> **Problem to work on**
The answer must consist of each line below that contains the string "progress".

-------------------------

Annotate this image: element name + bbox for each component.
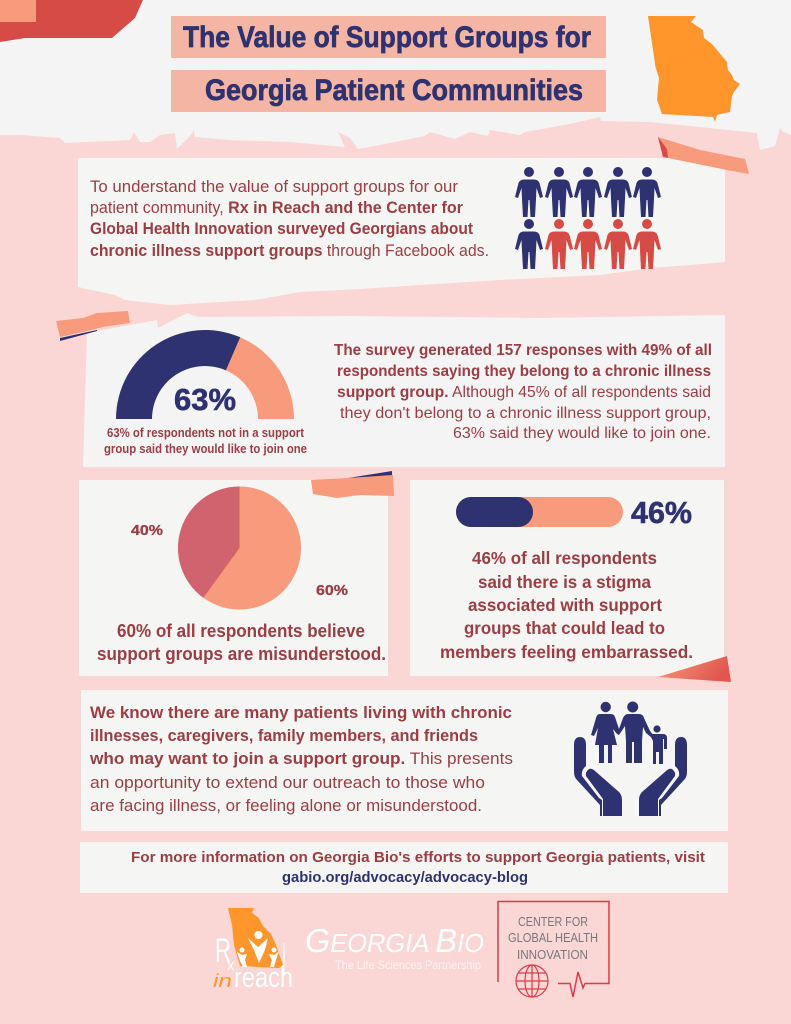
decorative tape left (56, 311, 130, 341)
text: survey summary: respondents saying they belong to a chronic illness (337, 363, 711, 380)
panel: survey results (83, 313, 725, 467)
text: misunderstood: support groups are misunderstood. (97, 644, 386, 664)
gauge caption: group said they would like to join one (104, 442, 307, 456)
text: stigma: said there is a stigma (478, 572, 651, 592)
text: introduction: Global Health Innovation surveyed Georgians about (90, 220, 473, 238)
text: call to action: For more information on Georgia Bio's efforts to support Georgia patients, visit (131, 849, 705, 866)
text: survey summary (334, 342, 712, 442)
gauge chart: 63%: 63% (174, 382, 236, 417)
text: stigma (440, 548, 693, 662)
logo: Center for Global Health Innovation (498, 902, 609, 997)
text: stigma: members feeling embarrassed. (440, 642, 693, 662)
title: Georgia Patient Communities (205, 74, 583, 107)
logo: Center for Global Health Innovation: GLOBAL HEALTH (508, 931, 598, 945)
text: introduction: patient community, Rx in Reach and the Center for (90, 199, 464, 217)
logo: Georgia Bio: GEORGIA BIO (305, 922, 484, 959)
pie label 40%: 40% (131, 522, 163, 539)
icon: map of Georgia (648, 16, 740, 122)
icon: hands holding family (574, 702, 687, 816)
decorative tape top right (658, 137, 749, 174)
link text: gabio.org/advocacy/advocacy-blog (282, 869, 528, 886)
panel: stigma progress bar (410, 480, 724, 676)
panel: more information (80, 842, 728, 893)
decorative tape middle (311, 471, 394, 498)
panel: opportunity (81, 690, 728, 831)
text: opportunity: We know there are many patients living with chronic (90, 703, 512, 722)
title (171, 16, 606, 112)
gauge caption (104, 426, 307, 456)
logo: Rx in Reach: R (215, 932, 231, 970)
text: survey summary: The survey generated 157 responses with 49% of all (334, 342, 712, 359)
text: survey summary: 63% said they would like to join one. (453, 425, 711, 442)
text: opportunity: are facing illness, or feeling alone or misunderstood. (90, 796, 482, 815)
text: misunderstood (97, 621, 386, 664)
text: survey summary: they don't belong to a chronic illness support group, (340, 405, 711, 422)
decorative tape bottom right (658, 656, 731, 682)
panel: misunderstood pie chart (79, 480, 388, 676)
panel: introduction (78, 158, 725, 305)
text: introduction: chronic illness support groups through Facebook ads. (90, 242, 489, 260)
torn paper header background (0, 0, 791, 150)
text: stigma: associated with support (468, 595, 662, 615)
pie label 60%: 60% (316, 582, 348, 599)
text: stigma: groups that could lead to (464, 618, 665, 638)
logo: Center for Global Health Innovation: CENTER FOR (518, 915, 588, 929)
text: stigma: 46% of all respondents (472, 548, 657, 568)
text: survey summary: support group. Although 45% of all respondents said (337, 384, 711, 401)
text: introduction (90, 178, 489, 260)
text: opportunity: who may want to join a support group. This presents (89, 749, 513, 768)
logo: Rx in Reach: x (227, 957, 235, 974)
logo: Rx in Reach: reach (234, 962, 293, 994)
icon: ten people, six navy and four red (515, 167, 661, 269)
text: misunderstood: 60% of all respondents believe (117, 621, 365, 641)
progress value: 46% (631, 495, 692, 530)
text: opportunity (89, 703, 513, 815)
logo: Georgia Bio: The Life Sciences Partnership (335, 958, 481, 972)
logo: Rx in Reach: in (213, 971, 232, 991)
decorative red corner shape (0, 0, 143, 42)
gauge caption: 63% of respondents not in a support (107, 426, 305, 440)
text: opportunity: an opportunity to extend our outreach to those who (90, 773, 485, 792)
text: opportunity: illnesses, caregivers, family members, and friends (90, 726, 478, 745)
logo: Center for Global Health Innovation: INNOVATION (517, 948, 588, 962)
gauge chart: 63% (116, 330, 294, 419)
progress bar: 46% (456, 497, 623, 527)
pie chart: 60/40 (178, 486, 301, 610)
logo: Rx in Reach (213, 908, 293, 994)
text: introduction: To understand the value of support groups for our (90, 178, 459, 196)
title: The Value of Support Groups for (183, 21, 591, 54)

-------------------------

> **Output for this exercise**
panel: stigma progress bar (410, 480, 724, 676)
progress value: 46% (631, 495, 692, 530)
progress bar: 46% (456, 497, 623, 527)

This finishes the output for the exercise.